EXERCISE GOAL:
Repeat every line exactly, keeping the pictures out of the copy.

RAW DATA:
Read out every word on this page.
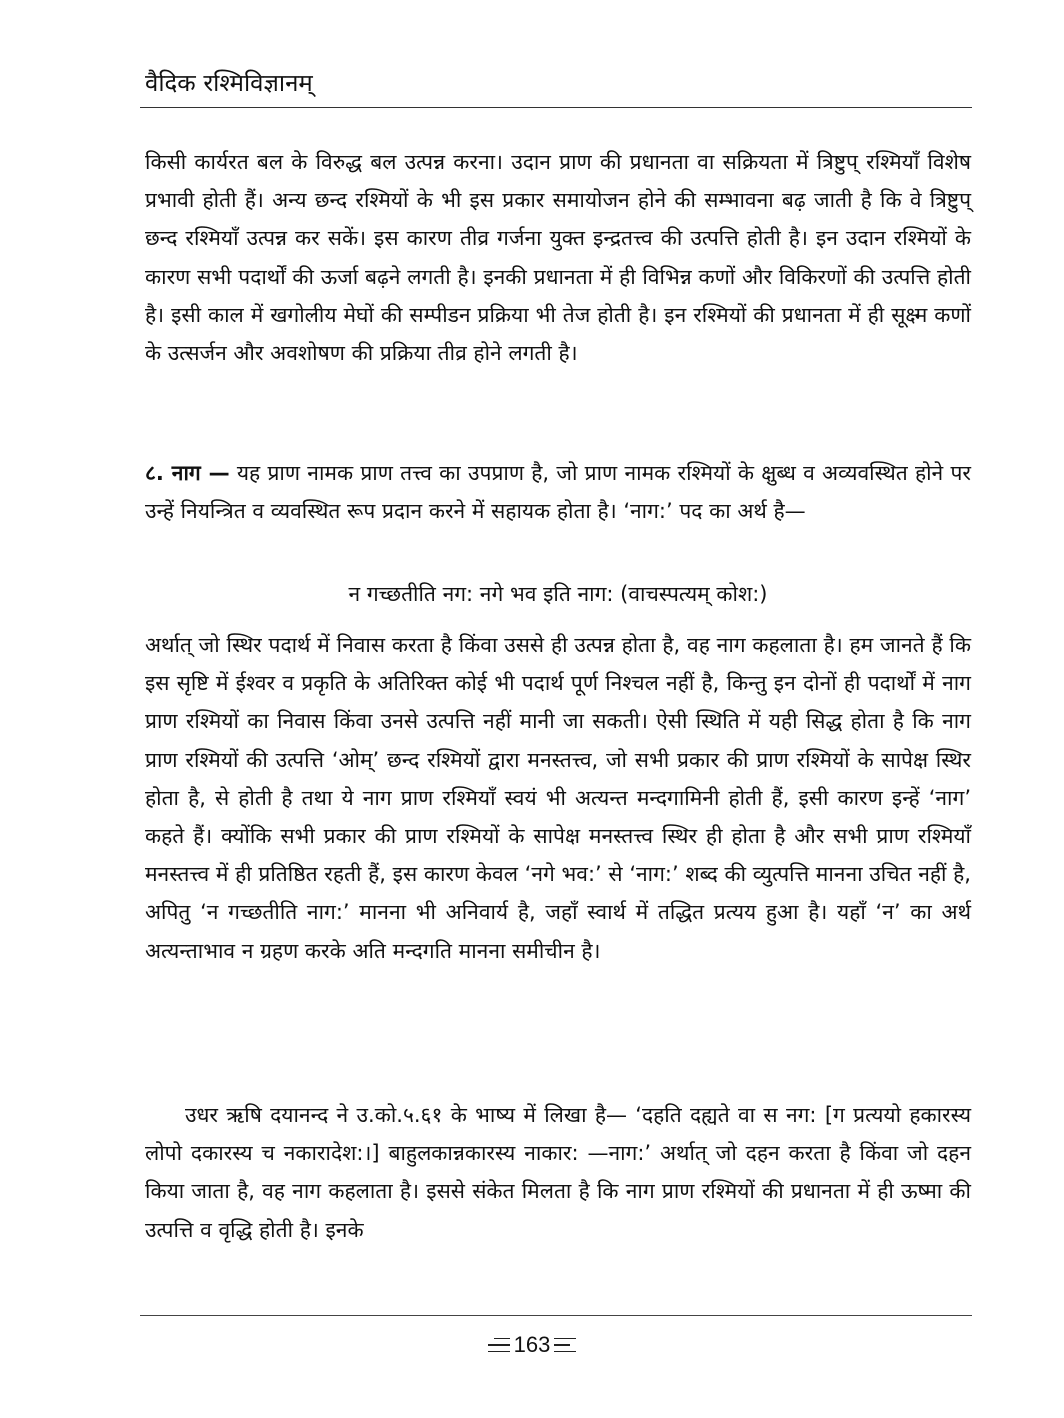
वैदिक रश्मिविज्ञानम्

किसी कार्यरत बल के विरुद्ध बल उत्पन्न करना। उदान प्राण की प्रधानता वा सक्रियता में त्रिष्टुप् रश्मियाँ विशेष प्रभावी होती हैं। अन्य छन्द रश्मियों के भी इस प्रकार समायोजन होने की सम्भावना बढ़ जाती है कि वे त्रिष्टुप् छन्द रश्मियाँ उत्पन्न कर सकें। इस कारण तीव्र गर्जना युक्त इन्द्रतत्त्व की उत्पत्ति होती है। इन उदान रश्मियों के कारण सभी पदार्थों की ऊर्जा बढ़ने लगती है। इनकी प्रधानता में ही विभिन्न कणों और विकिरणों की उत्पत्ति होती है। इसी काल में खगोलीय मेघों की सम्पीडन प्रक्रिया भी तेज होती है। इन रश्मियों की प्रधानता में ही सूक्ष्म कणों के उत्सर्जन और अवशोषण की प्रक्रिया तीव्र होने लगती है।

८. नाग — यह प्राण नामक प्राण तत्त्व का उपप्राण है, जो प्राण नामक रश्मियों के क्षुब्ध व अव्यवस्थित होने पर उन्हें नियन्त्रित व व्यवस्थित रूप प्रदान करने में सहायक होता है। ‘नाग:’ पद का अर्थ है—

न गच्छतीति नग: नगे भव इति नाग: (वाचस्पत्यम् कोश:)

अर्थात् जो स्थिर पदार्थ में निवास करता है किंवा उससे ही उत्पन्न होता है, वह नाग कहलाता है। हम जानते हैं कि इस सृष्टि में ईश्वर व प्रकृति के अतिरिक्त कोई भी पदार्थ पूर्ण निश्चल नहीं है, किन्तु इन दोनों ही पदार्थों में नाग प्राण रश्मियों का निवास किंवा उनसे उत्पत्ति नहीं मानी जा सकती। ऐसी स्थिति में यही सिद्ध होता है कि नाग प्राण रश्मियों की उत्पत्ति ‘ओम्’ छन्द रश्मियों द्वारा मनस्तत्त्व, जो सभी प्रकार की प्राण रश्मियों के सापेक्ष स्थिर होता है, से होती है तथा ये नाग प्राण रश्मियाँ स्वयं भी अत्यन्त मन्दगामिनी होती हैं, इसी कारण इन्हें ‘नाग’ कहते हैं। क्योंकि सभी प्रकार की प्राण रश्मियों के सापेक्ष मनस्तत्त्व स्थिर ही होता है और सभी प्राण रश्मियाँ मनस्तत्त्व में ही प्रतिष्ठित रहती हैं, इस कारण केवल ‘नगे भव:’ से ‘नाग:’ शब्द की व्युत्पत्ति मानना उचित नहीं है, अपितु ‘न गच्छतीति नाग:’ मानना भी अनिवार्य है, जहाँ स्वार्थ में तद्धित प्रत्यय हुआ है। यहाँ ‘न’ का अर्थ अत्यन्ताभाव न ग्रहण करके अति मन्दगति मानना समीचीन है।

उधर ऋषि दयानन्द ने उ.को.५.६१ के भाष्य में लिखा है— ‘दहति दह्यते वा स नग: [ग प्रत्ययो हकारस्य लोपो दकारस्य च नकारादेश:।] बाहुलकान्नकारस्य नाकार: —नाग:’ अर्थात् जो दहन करता है किंवा जो दहन किया जाता है, वह नाग कहलाता है। इससे संकेत मिलता है कि नाग प्राण रश्मियों की प्रधानता में ही ऊष्मा की उत्पत्ति व वृद्धि होती है। इनके

163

ANSWER:
Read out every word on this page.
वैदिक रश्मिविज्ञानम्

किसी कार्यरत बल के विरुद्ध बल उत्पन्न करना। उदान प्राण की प्रधानता वा सक्रियता में त्रिष्टुप् रश्मियाँ विशेष प्रभावी होती हैं। अन्य छन्द रश्मियों के भी इस प्रकार समायोजन होने की सम्भावना बढ़ जाती है कि वे त्रिष्टुप् छन्द रश्मियाँ उत्पन्न कर सकें। इस कारण तीव्र गर्जना युक्त इन्द्रतत्त्व की उत्पत्ति होती है। इन उदान रश्मियों के कारण सभी पदार्थों की ऊर्जा बढ़ने लगती है। इनकी प्रधानता में ही विभिन्न कणों और विकिरणों की उत्पत्ति होती है। इसी काल में खगोलीय मेघों की सम्पीडन प्रक्रिया भी तेज होती है। इन रश्मियों की प्रधानता में ही सूक्ष्म कणों के उत्सर्जन और अवशोषण की प्रक्रिया तीव्र होने लगती है।

८. नाग — यह प्राण नामक प्राण तत्त्व का उपप्राण है, जो प्राण नामक रश्मियों के क्षुब्ध व अव्यवस्थित होने पर उन्हें नियन्त्रित व व्यवस्थित रूप प्रदान करने में सहायक होता है। ‘नाग:’ पद का अर्थ है—

न गच्छतीति नग: नगे भव इति नाग: (वाचस्पत्यम् कोश:)

अर्थात् जो स्थिर पदार्थ में निवास करता है किंवा उससे ही उत्पन्न होता है, वह नाग कहलाता है। हम जानते हैं कि इस सृष्टि में ईश्वर व प्रकृति के अतिरिक्त कोई भी पदार्थ पूर्ण निश्चल नहीं है, किन्तु इन दोनों ही पदार्थों में नाग प्राण रश्मियों का निवास किंवा उनसे उत्पत्ति नहीं मानी जा सकती। ऐसी स्थिति में यही सिद्ध होता है कि नाग प्राण रश्मियों की उत्पत्ति ‘ओम्’ छन्द रश्मियों द्वारा मनस्तत्त्व, जो सभी प्रकार की प्राण रश्मियों के सापेक्ष स्थिर होता है, से होती है तथा ये नाग प्राण रश्मियाँ स्वयं भी अत्यन्त मन्दगामिनी होती हैं, इसी कारण इन्हें ‘नाग’ कहते हैं। क्योंकि सभी प्रकार की प्राण रश्मियों के सापेक्ष मनस्तत्त्व स्थिर ही होता है और सभी प्राण रश्मियाँ मनस्तत्त्व में ही प्रतिष्ठित रहती हैं, इस कारण केवल ‘नगे भव:’ से ‘नाग:’ शब्द की व्युत्पत्ति मानना उचित नहीं है, अपितु ‘न गच्छतीति नाग:’ मानना भी अनिवार्य है, जहाँ स्वार्थ में तद्धित प्रत्यय हुआ है। यहाँ ‘न’ का अर्थ अत्यन्ताभाव न ग्रहण करके अति मन्दगति मानना समीचीन है।

उधर ऋषि दयानन्द ने उ.को.५.६१ के भाष्य में लिखा है— ‘दहति दह्यते वा स नग: [ग प्रत्ययो हकारस्य लोपो दकारस्य च नकारादेश:।] बाहुलकान्नकारस्य नाकार: —नाग:’ अर्थात् जो दहन करता है किंवा जो दहन किया जाता है, वह नाग कहलाता है। इससे संकेत मिलता है कि नाग प्राण रश्मियों की प्रधानता में ही ऊष्मा की उत्पत्ति व वृद्धि होती है। इनके

163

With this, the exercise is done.